▶ PROBLEM STATEMENT
Each line containing the word "What" must be collected.

** start of RECORDS TO PROCESS **

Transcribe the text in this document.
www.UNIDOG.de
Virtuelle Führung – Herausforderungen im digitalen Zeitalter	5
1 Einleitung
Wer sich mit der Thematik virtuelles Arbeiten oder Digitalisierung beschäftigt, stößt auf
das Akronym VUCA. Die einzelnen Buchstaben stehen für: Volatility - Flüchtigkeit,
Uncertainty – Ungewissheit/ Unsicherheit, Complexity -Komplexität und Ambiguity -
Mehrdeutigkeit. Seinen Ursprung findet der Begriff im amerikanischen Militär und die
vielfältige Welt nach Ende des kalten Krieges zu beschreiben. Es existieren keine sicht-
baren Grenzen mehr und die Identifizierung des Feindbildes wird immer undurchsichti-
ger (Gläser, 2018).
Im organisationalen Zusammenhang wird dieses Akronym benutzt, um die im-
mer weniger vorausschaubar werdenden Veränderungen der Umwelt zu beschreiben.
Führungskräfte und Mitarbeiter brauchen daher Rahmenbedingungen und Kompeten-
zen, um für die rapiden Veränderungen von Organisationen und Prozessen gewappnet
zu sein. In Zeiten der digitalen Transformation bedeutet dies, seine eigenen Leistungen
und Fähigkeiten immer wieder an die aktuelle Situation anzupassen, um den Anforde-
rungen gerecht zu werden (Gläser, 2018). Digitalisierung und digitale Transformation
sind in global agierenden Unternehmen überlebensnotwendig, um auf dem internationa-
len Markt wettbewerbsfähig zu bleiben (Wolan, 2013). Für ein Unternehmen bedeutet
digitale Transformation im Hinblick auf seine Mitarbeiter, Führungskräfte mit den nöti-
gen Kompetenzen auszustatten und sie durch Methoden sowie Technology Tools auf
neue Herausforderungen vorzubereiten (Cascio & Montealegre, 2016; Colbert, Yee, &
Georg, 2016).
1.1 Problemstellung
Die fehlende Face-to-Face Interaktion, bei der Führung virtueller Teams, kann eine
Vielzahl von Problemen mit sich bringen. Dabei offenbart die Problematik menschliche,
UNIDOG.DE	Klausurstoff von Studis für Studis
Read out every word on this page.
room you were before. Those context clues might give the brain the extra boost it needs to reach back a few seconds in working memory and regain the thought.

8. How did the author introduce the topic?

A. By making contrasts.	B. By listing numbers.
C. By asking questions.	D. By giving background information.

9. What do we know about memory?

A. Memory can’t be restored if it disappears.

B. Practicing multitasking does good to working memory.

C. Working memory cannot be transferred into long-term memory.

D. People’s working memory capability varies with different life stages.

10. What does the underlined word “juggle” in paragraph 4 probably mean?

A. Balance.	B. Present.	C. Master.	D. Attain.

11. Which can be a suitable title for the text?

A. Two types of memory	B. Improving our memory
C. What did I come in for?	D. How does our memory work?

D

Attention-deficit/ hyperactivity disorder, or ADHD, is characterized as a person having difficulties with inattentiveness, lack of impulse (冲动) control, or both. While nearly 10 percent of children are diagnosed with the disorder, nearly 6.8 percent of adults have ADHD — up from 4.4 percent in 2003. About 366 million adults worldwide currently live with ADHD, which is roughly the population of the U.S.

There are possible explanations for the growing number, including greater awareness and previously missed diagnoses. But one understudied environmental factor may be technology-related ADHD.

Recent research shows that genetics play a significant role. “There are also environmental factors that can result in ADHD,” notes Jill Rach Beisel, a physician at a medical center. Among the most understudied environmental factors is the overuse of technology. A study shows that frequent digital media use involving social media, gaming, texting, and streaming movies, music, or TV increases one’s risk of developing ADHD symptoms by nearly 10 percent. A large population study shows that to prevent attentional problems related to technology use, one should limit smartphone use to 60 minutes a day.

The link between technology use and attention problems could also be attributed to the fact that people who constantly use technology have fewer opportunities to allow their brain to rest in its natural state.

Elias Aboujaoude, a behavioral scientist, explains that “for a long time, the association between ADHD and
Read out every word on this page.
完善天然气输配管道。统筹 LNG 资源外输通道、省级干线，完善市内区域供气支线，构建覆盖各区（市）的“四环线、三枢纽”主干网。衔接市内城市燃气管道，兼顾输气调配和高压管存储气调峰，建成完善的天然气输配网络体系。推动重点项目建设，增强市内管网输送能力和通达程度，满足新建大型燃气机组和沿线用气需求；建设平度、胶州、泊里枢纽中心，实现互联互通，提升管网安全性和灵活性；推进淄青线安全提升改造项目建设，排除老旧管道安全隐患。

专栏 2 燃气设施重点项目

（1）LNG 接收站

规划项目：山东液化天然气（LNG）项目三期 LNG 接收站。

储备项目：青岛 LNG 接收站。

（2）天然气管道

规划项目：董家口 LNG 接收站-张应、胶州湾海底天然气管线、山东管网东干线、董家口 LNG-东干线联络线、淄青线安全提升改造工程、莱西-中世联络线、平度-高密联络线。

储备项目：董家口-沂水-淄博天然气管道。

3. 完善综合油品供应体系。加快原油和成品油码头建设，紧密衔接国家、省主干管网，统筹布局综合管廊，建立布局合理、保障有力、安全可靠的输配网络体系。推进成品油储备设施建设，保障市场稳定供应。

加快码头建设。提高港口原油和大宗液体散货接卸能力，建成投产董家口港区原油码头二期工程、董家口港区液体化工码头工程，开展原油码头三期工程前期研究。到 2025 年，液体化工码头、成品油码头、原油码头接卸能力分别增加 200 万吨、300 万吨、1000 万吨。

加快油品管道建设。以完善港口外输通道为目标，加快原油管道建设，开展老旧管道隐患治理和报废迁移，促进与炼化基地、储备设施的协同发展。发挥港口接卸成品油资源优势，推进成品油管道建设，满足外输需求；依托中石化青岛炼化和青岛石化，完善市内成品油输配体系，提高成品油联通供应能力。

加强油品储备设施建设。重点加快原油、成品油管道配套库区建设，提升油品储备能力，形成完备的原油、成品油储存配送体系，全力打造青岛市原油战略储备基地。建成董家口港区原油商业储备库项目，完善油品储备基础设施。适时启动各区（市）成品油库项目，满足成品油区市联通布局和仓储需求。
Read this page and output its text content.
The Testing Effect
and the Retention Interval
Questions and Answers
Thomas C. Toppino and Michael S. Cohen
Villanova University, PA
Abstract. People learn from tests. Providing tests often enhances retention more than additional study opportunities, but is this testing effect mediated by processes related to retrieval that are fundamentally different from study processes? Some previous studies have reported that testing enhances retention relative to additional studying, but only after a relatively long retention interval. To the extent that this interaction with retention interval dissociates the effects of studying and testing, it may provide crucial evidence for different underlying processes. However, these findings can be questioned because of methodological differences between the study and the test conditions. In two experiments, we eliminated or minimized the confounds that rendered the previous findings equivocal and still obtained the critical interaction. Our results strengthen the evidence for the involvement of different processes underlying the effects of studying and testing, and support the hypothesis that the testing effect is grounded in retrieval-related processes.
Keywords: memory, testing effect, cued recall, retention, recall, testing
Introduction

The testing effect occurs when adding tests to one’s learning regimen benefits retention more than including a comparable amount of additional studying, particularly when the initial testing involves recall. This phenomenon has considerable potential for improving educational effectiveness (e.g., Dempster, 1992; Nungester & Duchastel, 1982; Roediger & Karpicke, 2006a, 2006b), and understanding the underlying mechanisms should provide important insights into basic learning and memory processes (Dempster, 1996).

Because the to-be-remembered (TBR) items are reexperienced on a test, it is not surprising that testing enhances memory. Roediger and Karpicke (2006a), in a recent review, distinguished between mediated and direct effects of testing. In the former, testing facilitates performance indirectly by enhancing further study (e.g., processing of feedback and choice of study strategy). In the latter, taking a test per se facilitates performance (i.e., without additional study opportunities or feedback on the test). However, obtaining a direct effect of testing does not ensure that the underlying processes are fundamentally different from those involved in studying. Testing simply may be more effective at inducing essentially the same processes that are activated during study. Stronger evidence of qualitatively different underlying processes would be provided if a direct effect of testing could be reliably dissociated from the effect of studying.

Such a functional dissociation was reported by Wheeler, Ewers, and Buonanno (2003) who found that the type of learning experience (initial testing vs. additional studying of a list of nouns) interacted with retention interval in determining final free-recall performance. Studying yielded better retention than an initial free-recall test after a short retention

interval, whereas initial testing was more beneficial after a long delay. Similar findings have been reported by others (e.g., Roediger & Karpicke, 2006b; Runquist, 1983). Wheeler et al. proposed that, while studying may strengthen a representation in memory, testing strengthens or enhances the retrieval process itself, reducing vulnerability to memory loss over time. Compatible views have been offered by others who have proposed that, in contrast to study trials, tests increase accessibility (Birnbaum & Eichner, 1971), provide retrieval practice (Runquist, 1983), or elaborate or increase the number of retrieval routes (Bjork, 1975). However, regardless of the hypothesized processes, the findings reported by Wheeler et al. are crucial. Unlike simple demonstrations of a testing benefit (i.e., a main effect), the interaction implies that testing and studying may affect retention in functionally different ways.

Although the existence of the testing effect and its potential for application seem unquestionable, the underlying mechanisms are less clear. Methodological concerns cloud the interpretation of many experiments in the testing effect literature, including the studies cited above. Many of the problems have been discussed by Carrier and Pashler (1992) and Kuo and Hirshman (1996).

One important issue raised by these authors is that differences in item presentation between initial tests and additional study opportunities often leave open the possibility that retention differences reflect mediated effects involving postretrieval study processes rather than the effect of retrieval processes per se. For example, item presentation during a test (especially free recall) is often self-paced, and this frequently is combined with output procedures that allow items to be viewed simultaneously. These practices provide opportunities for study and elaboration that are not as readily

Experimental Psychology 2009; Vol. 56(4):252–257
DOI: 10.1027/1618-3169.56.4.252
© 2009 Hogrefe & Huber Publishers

** end of RECORDS TO PROCESS **

▶ PROBLEM SOLUTION
9. What do we know about memory?
10. What does the underlined word “juggle” in paragraph 4 probably mean?
C. What did I come in for?	D. How does our memory work?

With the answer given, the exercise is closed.